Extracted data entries
◆ ◆ ◆ ◆ ◆ ◆ ◆

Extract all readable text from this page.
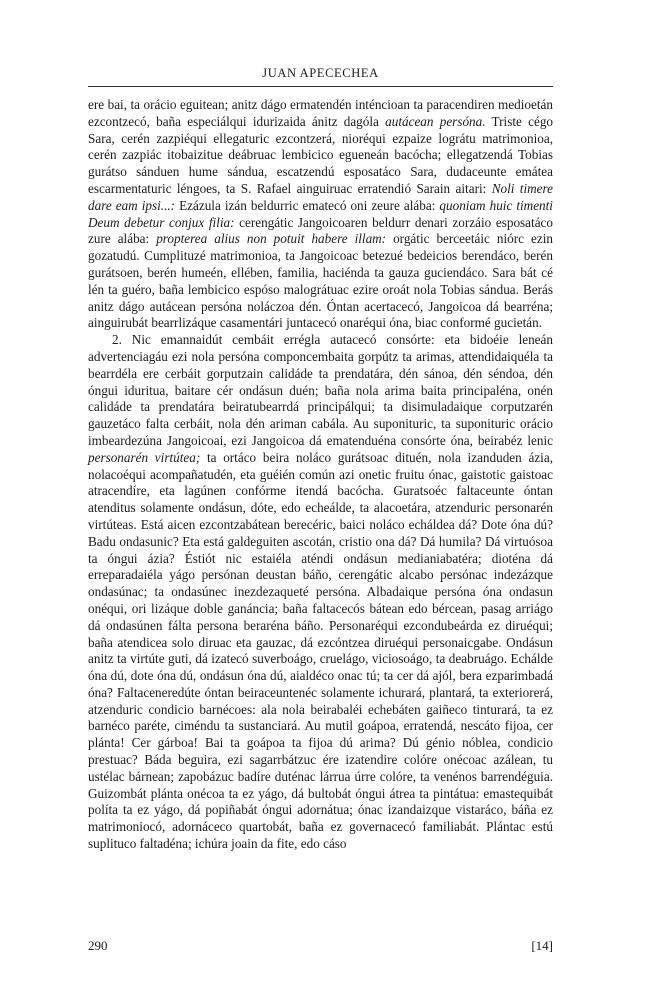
JUAN APECECHEA

ere bai, ta orácio eguitean; anitz dágo ermatendén inténcioan ta paracendiren medioetán ezcontzecó, baña especiálqui idurizaida ánitz dagóla autácean persóna. Triste cégo Sara, cerén zazpiéqui ellegaturic ezcontzerá, nioréqui ezpaize lográtu matrimonioa, cerén zazpiác itobaizitue deábruac lembicico egueneán bacócha; ellegatzendá Tobias gurátso sánduen hume sándua, escatzendú esposatáco Sara, dudaceunte emátea escarmentaturic léngoes, ta S. Rafael ainguiruac erratendió Sarain aitari: Noli timere dare eam ipsi...: Ezázula izán beldurric ematecó oni zeure alába: quoniam huic timenti Deum debetur conjux filia: cerengátic Jangoicoaren beldurr denari zorzáio esposatáco zure alába: propterea alius non potuit habere illam: orgátic berceetáic niórc ezin gozatudú. Cumplituzé matrimonioa, ta Jangoicoac betezué bedeicios berendáco, berén gurátsoen, berén humeén, ellében, familia, haciénda ta gauza guciendáco. Sara bát cé lén ta guéro, baña lembicico espóso malográtuac ezire oroát nola Tobias sándua. Berás anitz dágo autácean persóna noláczoa dén. Óntan acertacecó, Jangoicoa dá bearréna; ainguirubát bearrlizáque casamentári juntacecó onaréqui óna, biac conformé gucietán.

2. Nic emannaidút cembáit errégla autacecó consórte: eta bidoéie leneán advertenciagáu ezi nola persóna componcembaita gorpútz ta arimas, attendidaiquéla ta bearrdéla ere cerbáit gorputzain calidáde ta prendatára, dén sánoa, dén séndoa, dén óngui iduritua, baitare cér ondásun duén; baña nola arima baita principaléna, onén calidáde ta prendatára beiratubearrdá principálqui; ta disimuladaique corputzarén gauzetáco falta cerbáit, nola dén ariman cabála. Au suponituric, ta suponituric orácio imbeardezúna Jangoicoai, ezi Jangoicoa dá ematenduéna consórte óna, beirabéz lenic personarén virtútea; ta ortáco beira noláco gurátsoac dituén, nola izanduden ázia, nolacoéqui acompañatudén, eta guéién común azi onetic fruitu ónac, gaistotic gaistoac atracendíre, eta lagúnen confórme itendá bacócha. Guratsoéc faltaceunte óntan atenditus solamente ondásun, dóte, edo echeálde, ta alacoetára, atzenduric personarén virtúteas. Está aicen ezcontzabátean berecéric, baici noláco echáldea dá? Dote óna dú? Badu ondasunic? Eta está galdeguiten ascotán, cristio ona dá? Dá humila? Dá virtuósoa ta óngui ázia? Éstiót nic estaiéla aténdi ondásun medianiabatéra; dioténa dá erreparadaiéla yágo persónan deustan báño, cerengátic alcabo persónac indezázque ondasúnac; ta ondasúnec inezdezaqueté persóna. Albadaique persóna óna ondasun onéqui, ori lizáque doble ganáncia; baña faltacecós bátean edo bércean, pasag arriágo dá ondasúnen fálta persona beraréna báño. Personaréqui ezcondubeárda ez diruéqui; baña atendicea solo diruac eta gauzac, dá ezcóntzea diruéqui personaicgabe. Ondásun anitz ta virtúte guti, dá izatecó suverboágo, cruelágo, viciosoágo, ta deabruágo. Echálde óna dú, dote óna dú, ondásun óna dú, aialdéco onac tú; ta cer dá ajól, bera ezparimbadá óna? Faltaceneredúte óntan beiraceuntenéc solamente ichurará, plantará, ta exteriorerá, atzenduric condicio barnécoes: ala nola beirabaléi echebáten gaiñeco tinturará, ta ez barnéco paréte, ciméndu ta sustanciará. Au mutil goápoa, erratendá, nescáto fijoa, cer plánta! Cer gárboa! Bai ta goápoa ta fijoa dú arima? Dú génio nóblea, condicio prestuac? Báda beguira, ezi sagarrbátzuc ére izatendire colóre onécoac azálean, tu ustélac bárnean; zapobázuc badíre duténac lárrua úrre colóre, ta venénos barrendéguia. Guizombát plánta onécoa ta ez yágo, dá bultobát óngui átrea ta pintátua: emastequibát políta ta ez yágo, dá popiñabát óngui adornátua; ónac izandaizque vistaráco, báña ez matrimoniocó, adornáceco quartobát, baña ez governacecó familiabát. Plántac estú suplituco faltadéna; ichúra joain da fite, edo cáso

290	[14]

◆ ◆ ◆ ◆ ◆ ◆ ◆

## Task to carry out
Omitting all images, print the listing exactly.

## Task solution
Extract all readable text from this page.
JUAN APECECHEA

ere bai, ta orácio eguitean; anitz dágo ermatendén inténcioan ta paracendiren medioetán ezcontzecó, baña especiálqui idurizaida ánitz dagóla autácean persóna. Triste cégo Sara, cerén zazpiéqui ellegaturic ezcontzerá, nioréqui ezpaize lográtu matrimonioa, cerén zazpiác itobaizitue deábruac lembicico egueneán bacócha; ellegatzendá Tobias gurátso sánduen hume sándua, escatzendú esposatáco Sara, dudaceunte emátea escarmentaturic léngoes, ta S. Rafael ainguiruac erratendió Sarain aitari: Noli timere dare eam ipsi...: Ezázula izán beldurric ematecó oni zeure alába: quoniam huic timenti Deum debetur conjux filia: cerengátic Jangoicoaren beldurr denari zorzáio esposatáco zure alába: propterea alius non potuit habere illam: orgátic berceetáic niórc ezin gozatudú. Cumplituzé matrimonioa, ta Jangoicoac betezué bedeicios berendáco, berén gurátsoen, berén humeén, ellében, familia, haciénda ta gauza guciendáco. Sara bát cé lén ta guéro, baña lembicico espóso malográtuac ezire oroát nola Tobias sándua. Berás anitz dágo autácean persóna noláczoa dén. Óntan acertacecó, Jangoicoa dá bearréna; ainguirubát bearrlizáque casamentári juntacecó onaréqui óna, biac conformé gucietán.

2. Nic emannaidút cembáit errégla autacecó consórte: eta bidoéie leneán advertenciagáu ezi nola persóna componcembaita gorpútz ta arimas, attendidaiquéla ta bearrdéla ere cerbáit gorputzain calidáde ta prendatára, dén sánoa, dén séndoa, dén óngui iduritua, baitare cér ondásun duén; baña nola arima baita principaléna, onén calidáde ta prendatára beiratubearrdá principálqui; ta disimuladaique corputzarén gauzetáco falta cerbáit, nola dén ariman cabála. Au suponituric, ta suponituric orácio imbeardezúna Jangoicoai, ezi Jangoicoa dá ematenduéna consórte óna, beirabéz lenic personarén virtútea; ta ortáco beira noláco gurátsoac dituén, nola izanduden ázia, nolacoéqui acompañatudén, eta guéién común azi onetic fruitu ónac, gaistotic gaistoac atracendíre, eta lagúnen confórme itendá bacócha. Guratsoéc faltaceunte óntan atenditus solamente ondásun, dóte, edo echeálde, ta alacoetára, atzenduric personarén virtúteas. Está aicen ezcontzabátean berecéric, baici noláco echáldea dá? Dote óna dú? Badu ondasunic? Eta está galdeguiten ascotán, cristio ona dá? Dá humila? Dá virtuósoa ta óngui ázia? Éstiót nic estaiéla aténdi ondásun medianiabatéra; dioténa dá erreparadaiéla yágo persónan deustan báño, cerengátic alcabo persónac indezázque ondasúnac; ta ondasúnec inezdezaqueté persóna. Albadaique persóna óna ondasun onéqui, ori lizáque doble ganáncia; baña faltacecós bátean edo bércean, pasag arriágo dá ondasúnen fálta persona beraréna báño. Personaréqui ezcondubeárda ez diruéqui; baña atendicea solo diruac eta gauzac, dá ezcóntzea diruéqui personaicgabe. Ondásun anitz ta virtúte guti, dá izatecó suverboágo, cruelágo, viciosoágo, ta deabruágo. Echálde óna dú, dote óna dú, ondásun óna dú, aialdéco onac tú; ta cer dá ajól, bera ezparimbadá óna? Faltaceneredúte óntan beiraceuntenéc solamente ichurará, plantará, ta exteriorerá, atzenduric condicio barnécoes: ala nola beirabaléi echebáten gaiñeco tinturará, ta ez barnéco paréte, ciméndu ta sustanciará. Au mutil goápoa, erratendá, nescáto fijoa, cer plánta! Cer gárboa! Bai ta goápoa ta fijoa dú arima? Dú génio nóblea, condicio prestuac? Báda beguira, ezi sagarrbátzuc ére izatendire colóre onécoac azálean, tu ustélac bárnean; zapobázuc badíre duténac lárrua úrre colóre, ta venénos barrendéguia. Guizombát plánta onécoa ta ez yágo, dá bultobát óngui átrea ta pintátua: emastequibát políta ta ez yágo, dá popiñabát óngui adornátua; ónac izandaizque vistaráco, báña ez matrimoniocó, adornáceco quartobát, baña ez governacecó familiabát. Plántac estú suplituco faltadéna; ichúra joain da fite, edo cáso

290	[14]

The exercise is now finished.